Do this -
Convert the lines that begin at the start of the records and stop after the line containing "more-options-button[interactable]: More options" into a numbered list, leaving out any blank lines.

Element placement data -
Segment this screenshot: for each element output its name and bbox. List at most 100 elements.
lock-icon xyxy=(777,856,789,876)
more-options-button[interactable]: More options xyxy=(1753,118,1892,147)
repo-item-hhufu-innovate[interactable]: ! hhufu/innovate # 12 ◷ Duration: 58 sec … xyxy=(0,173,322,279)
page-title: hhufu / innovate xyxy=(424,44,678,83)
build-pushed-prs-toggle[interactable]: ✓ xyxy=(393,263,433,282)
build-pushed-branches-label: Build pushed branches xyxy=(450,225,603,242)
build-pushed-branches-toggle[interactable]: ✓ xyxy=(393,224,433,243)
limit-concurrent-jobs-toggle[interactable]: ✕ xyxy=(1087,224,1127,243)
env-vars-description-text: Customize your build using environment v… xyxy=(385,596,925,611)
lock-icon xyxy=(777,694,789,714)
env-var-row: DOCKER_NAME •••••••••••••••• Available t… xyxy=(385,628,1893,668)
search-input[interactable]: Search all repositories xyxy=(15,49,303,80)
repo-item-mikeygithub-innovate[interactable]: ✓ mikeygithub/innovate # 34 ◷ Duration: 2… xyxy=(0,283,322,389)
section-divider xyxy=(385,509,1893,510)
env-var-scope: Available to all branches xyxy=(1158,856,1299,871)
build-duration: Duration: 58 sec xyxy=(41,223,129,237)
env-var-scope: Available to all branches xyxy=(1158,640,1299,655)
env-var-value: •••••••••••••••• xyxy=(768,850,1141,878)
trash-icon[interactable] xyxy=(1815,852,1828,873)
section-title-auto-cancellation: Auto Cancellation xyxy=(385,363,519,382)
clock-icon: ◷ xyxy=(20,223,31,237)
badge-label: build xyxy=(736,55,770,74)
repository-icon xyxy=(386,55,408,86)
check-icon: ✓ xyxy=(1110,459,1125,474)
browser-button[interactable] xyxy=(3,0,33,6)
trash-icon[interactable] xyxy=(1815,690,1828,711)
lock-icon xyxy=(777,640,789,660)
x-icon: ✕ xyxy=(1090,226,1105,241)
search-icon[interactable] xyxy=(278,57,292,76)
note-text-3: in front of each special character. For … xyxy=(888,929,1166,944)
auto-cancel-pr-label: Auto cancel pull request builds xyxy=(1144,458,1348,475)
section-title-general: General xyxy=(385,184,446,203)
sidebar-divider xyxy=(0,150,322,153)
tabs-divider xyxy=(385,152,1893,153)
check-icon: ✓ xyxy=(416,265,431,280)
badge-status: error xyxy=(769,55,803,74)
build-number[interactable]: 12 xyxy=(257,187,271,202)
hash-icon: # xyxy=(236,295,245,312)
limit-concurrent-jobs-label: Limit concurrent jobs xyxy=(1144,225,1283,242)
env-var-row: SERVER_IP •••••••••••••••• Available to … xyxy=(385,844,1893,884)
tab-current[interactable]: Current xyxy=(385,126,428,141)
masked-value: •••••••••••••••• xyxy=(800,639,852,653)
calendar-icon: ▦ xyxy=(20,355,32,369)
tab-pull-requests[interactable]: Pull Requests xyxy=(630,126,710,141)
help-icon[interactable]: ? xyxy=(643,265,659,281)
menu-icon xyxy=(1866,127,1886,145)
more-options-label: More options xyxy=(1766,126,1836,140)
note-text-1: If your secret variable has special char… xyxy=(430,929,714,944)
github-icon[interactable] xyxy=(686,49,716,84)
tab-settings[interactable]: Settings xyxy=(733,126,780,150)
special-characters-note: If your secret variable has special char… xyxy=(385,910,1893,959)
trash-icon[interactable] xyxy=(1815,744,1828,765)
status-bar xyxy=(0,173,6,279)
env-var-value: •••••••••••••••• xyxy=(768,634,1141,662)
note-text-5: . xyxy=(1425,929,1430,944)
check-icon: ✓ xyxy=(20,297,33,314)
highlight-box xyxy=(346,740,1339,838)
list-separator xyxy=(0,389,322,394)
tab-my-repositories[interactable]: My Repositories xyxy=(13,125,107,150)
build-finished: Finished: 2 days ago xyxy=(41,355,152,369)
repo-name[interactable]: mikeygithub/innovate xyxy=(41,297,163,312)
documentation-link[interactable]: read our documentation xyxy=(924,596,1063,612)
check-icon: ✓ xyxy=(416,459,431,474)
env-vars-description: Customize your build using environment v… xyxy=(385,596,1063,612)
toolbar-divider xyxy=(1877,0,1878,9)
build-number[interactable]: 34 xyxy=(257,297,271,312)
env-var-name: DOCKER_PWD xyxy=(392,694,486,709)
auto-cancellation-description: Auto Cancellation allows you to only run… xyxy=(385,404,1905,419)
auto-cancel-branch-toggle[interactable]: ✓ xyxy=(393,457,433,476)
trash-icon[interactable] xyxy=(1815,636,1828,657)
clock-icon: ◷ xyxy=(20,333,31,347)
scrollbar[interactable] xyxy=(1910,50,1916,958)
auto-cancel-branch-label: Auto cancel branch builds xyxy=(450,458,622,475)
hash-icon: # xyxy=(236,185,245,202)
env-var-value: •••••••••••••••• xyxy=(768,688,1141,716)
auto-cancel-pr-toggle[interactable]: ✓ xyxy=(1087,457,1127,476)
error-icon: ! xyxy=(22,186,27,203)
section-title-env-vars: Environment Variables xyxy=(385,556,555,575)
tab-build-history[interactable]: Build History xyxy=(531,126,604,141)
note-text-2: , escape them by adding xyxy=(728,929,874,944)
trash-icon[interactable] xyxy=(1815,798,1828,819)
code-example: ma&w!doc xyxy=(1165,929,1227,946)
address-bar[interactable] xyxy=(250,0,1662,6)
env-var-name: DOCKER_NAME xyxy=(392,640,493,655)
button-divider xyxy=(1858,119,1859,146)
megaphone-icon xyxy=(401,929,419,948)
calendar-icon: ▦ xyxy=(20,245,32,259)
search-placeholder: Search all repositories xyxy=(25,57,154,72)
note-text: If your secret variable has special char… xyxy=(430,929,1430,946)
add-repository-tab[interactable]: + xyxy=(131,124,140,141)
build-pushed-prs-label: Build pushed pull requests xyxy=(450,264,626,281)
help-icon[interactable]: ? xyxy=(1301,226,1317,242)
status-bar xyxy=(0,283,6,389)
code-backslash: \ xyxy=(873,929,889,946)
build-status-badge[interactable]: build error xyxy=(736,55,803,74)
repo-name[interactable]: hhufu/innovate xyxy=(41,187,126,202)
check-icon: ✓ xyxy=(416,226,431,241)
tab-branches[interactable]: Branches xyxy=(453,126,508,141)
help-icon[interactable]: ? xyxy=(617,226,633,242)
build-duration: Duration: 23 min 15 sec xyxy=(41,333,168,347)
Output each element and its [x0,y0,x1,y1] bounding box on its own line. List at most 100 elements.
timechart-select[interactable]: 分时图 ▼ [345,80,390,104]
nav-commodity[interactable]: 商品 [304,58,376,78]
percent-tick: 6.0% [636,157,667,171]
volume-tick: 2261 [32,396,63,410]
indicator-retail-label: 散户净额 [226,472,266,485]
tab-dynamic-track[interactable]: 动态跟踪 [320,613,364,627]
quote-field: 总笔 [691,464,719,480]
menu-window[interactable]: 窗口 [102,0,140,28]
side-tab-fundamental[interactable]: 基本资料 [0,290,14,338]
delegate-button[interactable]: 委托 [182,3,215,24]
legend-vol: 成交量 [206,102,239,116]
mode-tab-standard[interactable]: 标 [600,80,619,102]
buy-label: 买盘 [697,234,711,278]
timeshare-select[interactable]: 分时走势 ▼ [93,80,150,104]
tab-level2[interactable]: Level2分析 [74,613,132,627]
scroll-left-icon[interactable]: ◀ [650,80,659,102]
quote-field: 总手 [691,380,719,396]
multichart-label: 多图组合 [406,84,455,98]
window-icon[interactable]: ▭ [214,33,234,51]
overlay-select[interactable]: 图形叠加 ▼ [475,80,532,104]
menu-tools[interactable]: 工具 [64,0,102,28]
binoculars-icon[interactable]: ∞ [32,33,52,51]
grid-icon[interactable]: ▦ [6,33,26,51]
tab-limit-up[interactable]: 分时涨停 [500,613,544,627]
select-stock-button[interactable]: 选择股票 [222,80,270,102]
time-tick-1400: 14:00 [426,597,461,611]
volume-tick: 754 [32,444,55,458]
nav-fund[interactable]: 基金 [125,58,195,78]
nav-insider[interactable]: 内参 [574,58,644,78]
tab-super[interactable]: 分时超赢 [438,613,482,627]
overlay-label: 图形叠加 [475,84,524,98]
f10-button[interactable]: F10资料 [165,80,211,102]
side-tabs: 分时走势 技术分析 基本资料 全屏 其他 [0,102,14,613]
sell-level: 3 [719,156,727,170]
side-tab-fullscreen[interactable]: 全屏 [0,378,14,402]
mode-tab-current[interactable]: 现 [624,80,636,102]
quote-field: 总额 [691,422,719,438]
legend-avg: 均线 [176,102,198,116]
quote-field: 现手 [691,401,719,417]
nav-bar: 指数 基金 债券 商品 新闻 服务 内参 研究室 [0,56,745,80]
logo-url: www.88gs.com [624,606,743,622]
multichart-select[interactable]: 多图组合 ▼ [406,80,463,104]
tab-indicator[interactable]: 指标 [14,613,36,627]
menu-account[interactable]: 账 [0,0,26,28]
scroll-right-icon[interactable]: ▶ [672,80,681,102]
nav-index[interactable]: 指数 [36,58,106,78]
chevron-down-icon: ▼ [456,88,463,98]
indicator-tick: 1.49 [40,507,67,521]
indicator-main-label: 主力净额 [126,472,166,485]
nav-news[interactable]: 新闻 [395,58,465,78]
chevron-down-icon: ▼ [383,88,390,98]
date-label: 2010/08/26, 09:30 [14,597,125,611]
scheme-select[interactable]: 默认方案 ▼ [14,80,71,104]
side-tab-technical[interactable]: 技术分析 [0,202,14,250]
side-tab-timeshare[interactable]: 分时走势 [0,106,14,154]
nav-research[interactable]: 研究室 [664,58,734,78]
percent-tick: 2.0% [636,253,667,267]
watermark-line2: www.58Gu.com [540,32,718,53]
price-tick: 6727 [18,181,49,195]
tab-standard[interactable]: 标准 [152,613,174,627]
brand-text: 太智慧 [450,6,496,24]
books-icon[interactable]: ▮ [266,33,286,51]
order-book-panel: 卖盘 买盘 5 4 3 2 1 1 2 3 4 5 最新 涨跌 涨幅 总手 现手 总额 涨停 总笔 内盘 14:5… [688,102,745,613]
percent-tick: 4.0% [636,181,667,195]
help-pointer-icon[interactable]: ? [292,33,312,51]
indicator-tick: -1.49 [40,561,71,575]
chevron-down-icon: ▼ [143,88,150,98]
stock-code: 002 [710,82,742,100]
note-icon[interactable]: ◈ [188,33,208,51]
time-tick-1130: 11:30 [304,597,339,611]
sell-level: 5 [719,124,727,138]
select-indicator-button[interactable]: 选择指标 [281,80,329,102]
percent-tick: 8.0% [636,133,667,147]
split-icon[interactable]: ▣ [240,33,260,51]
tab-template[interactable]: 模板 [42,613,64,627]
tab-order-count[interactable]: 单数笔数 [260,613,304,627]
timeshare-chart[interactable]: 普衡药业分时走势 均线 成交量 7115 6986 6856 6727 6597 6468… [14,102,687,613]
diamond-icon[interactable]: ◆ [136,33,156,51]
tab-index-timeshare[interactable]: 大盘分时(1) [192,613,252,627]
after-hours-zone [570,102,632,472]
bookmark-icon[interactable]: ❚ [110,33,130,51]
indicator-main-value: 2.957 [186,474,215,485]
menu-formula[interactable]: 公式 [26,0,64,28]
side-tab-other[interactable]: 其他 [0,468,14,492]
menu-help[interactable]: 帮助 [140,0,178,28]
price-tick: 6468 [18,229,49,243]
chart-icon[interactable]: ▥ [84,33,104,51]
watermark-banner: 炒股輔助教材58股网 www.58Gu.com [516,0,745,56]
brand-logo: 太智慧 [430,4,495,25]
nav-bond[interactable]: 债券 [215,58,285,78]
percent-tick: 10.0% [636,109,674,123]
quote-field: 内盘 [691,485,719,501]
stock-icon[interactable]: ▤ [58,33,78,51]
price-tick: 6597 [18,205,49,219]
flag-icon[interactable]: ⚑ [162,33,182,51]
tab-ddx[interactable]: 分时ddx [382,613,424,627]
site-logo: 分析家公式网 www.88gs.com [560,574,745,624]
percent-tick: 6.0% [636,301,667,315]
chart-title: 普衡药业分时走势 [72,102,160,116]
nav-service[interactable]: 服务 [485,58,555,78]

Reply -
1. Segment this screenshot: for each element output its name and bbox. List at most 100 elements.
2. lock-icon xyxy=(777,856,789,876)
3. more-options-button[interactable]: More options xyxy=(1753,118,1892,147)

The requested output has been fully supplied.